:: REQUIRED TASK ::
State the number of lines in these records holding "like". Say nothing more.

-- RECORD SET start --

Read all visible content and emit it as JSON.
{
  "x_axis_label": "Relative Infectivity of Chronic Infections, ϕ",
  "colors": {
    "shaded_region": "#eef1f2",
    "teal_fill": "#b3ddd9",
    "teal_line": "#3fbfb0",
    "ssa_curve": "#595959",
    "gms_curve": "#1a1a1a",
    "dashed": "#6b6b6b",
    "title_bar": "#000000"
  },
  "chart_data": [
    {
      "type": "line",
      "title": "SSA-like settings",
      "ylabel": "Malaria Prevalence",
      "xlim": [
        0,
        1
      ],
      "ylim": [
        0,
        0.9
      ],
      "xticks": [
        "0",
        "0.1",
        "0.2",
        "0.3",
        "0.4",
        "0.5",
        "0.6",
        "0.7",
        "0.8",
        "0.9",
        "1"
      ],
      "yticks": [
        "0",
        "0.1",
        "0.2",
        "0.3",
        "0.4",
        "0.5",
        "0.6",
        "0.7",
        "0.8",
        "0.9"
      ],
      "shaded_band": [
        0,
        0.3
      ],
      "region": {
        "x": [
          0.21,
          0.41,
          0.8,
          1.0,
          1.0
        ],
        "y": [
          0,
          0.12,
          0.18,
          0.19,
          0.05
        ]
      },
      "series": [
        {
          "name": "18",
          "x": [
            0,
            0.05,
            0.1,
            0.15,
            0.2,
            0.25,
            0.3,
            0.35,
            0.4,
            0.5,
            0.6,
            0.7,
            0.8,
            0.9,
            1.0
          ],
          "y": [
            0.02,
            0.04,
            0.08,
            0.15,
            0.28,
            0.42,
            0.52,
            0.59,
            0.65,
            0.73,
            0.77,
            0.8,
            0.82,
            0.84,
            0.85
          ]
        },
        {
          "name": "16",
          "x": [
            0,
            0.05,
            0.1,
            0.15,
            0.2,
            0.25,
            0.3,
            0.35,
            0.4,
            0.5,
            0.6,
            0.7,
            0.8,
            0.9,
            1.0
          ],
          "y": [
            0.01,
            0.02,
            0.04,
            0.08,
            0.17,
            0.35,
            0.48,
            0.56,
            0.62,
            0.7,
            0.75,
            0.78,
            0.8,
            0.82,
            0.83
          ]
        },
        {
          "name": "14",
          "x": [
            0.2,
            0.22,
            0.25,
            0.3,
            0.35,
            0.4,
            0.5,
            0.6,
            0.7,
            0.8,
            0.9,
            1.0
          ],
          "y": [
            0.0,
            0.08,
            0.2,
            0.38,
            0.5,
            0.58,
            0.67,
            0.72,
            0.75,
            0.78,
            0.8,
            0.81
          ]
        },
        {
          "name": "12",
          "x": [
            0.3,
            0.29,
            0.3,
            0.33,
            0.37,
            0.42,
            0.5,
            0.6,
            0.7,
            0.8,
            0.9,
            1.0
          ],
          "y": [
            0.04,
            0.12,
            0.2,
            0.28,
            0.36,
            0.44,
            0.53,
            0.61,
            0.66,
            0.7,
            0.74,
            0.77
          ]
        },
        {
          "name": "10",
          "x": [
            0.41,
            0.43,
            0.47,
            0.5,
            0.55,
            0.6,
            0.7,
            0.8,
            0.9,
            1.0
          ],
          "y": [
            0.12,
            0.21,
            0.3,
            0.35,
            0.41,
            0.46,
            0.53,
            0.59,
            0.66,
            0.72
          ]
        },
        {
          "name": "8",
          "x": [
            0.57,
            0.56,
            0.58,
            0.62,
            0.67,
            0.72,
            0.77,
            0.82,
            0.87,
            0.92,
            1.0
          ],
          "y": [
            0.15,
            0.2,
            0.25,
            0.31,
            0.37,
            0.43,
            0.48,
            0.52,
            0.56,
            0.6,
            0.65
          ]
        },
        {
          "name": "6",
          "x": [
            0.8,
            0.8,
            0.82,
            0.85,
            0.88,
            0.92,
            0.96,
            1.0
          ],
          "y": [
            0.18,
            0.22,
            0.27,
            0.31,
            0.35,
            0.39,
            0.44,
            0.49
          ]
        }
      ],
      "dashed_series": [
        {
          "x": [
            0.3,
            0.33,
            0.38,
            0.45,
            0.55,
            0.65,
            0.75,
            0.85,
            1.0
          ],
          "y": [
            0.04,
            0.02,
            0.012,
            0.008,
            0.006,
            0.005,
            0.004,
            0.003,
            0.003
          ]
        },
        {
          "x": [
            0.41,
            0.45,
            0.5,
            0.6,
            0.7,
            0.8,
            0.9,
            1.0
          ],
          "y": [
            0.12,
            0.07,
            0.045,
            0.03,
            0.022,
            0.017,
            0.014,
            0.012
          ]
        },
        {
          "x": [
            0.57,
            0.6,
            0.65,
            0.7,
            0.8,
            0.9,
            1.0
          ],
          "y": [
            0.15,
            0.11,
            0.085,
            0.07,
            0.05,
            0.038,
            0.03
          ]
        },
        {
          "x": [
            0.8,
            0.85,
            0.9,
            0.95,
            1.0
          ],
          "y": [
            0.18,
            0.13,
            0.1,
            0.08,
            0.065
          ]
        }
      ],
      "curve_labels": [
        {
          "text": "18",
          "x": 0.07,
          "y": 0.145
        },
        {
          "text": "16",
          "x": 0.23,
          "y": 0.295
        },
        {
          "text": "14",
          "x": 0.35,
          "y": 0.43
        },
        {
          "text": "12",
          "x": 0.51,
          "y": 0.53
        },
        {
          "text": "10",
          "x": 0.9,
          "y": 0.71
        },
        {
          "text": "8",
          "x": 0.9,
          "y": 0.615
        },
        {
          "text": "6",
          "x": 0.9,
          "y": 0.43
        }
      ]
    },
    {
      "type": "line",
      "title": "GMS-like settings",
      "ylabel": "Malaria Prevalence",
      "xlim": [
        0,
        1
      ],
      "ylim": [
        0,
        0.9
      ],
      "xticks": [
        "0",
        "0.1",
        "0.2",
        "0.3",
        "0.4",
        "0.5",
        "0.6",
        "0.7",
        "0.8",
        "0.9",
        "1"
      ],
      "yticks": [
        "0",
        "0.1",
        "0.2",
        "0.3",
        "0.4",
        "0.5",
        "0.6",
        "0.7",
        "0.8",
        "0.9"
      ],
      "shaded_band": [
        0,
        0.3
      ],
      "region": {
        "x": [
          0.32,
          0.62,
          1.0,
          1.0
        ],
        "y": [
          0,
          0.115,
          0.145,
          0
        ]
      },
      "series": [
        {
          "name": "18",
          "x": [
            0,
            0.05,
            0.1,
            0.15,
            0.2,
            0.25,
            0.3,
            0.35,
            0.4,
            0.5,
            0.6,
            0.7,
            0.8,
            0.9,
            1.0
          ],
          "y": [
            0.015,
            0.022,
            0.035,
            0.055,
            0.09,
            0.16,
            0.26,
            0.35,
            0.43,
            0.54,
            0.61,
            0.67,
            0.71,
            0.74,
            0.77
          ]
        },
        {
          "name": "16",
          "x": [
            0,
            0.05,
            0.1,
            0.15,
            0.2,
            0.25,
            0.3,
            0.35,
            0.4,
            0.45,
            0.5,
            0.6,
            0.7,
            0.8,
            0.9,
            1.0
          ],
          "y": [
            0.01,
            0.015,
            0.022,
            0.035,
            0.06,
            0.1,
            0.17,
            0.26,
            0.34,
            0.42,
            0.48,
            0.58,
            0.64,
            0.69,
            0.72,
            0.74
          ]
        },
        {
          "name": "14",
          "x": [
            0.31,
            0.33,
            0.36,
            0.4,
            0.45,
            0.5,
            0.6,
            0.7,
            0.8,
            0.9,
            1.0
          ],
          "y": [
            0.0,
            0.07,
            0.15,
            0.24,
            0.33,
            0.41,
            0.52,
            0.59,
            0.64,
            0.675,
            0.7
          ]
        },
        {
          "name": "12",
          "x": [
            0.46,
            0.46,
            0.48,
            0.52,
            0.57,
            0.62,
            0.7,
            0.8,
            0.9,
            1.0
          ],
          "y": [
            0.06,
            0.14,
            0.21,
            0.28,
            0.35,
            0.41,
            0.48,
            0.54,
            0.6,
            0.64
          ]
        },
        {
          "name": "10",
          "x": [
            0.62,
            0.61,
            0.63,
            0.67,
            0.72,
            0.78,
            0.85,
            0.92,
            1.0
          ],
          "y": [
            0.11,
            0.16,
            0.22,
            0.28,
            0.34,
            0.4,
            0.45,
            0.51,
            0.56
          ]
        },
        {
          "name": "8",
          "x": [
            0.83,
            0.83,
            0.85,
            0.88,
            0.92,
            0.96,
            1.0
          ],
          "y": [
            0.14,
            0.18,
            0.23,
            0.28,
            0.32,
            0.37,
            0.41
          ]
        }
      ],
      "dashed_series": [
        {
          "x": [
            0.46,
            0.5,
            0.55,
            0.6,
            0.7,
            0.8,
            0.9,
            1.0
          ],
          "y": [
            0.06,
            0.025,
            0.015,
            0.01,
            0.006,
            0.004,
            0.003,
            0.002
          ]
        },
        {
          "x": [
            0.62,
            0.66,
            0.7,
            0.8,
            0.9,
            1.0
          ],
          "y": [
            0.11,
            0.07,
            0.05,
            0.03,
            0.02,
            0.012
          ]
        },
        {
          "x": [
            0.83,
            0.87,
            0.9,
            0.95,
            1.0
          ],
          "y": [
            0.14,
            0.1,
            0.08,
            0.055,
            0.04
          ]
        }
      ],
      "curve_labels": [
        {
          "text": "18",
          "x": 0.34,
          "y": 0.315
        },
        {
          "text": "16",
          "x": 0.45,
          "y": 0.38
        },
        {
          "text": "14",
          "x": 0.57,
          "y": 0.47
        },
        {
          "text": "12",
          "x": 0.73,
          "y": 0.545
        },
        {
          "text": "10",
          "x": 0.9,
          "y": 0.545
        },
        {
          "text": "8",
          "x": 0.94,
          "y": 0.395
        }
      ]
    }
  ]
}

-- RECORD SET end --

:: COMPLETE RESPONSE ::
2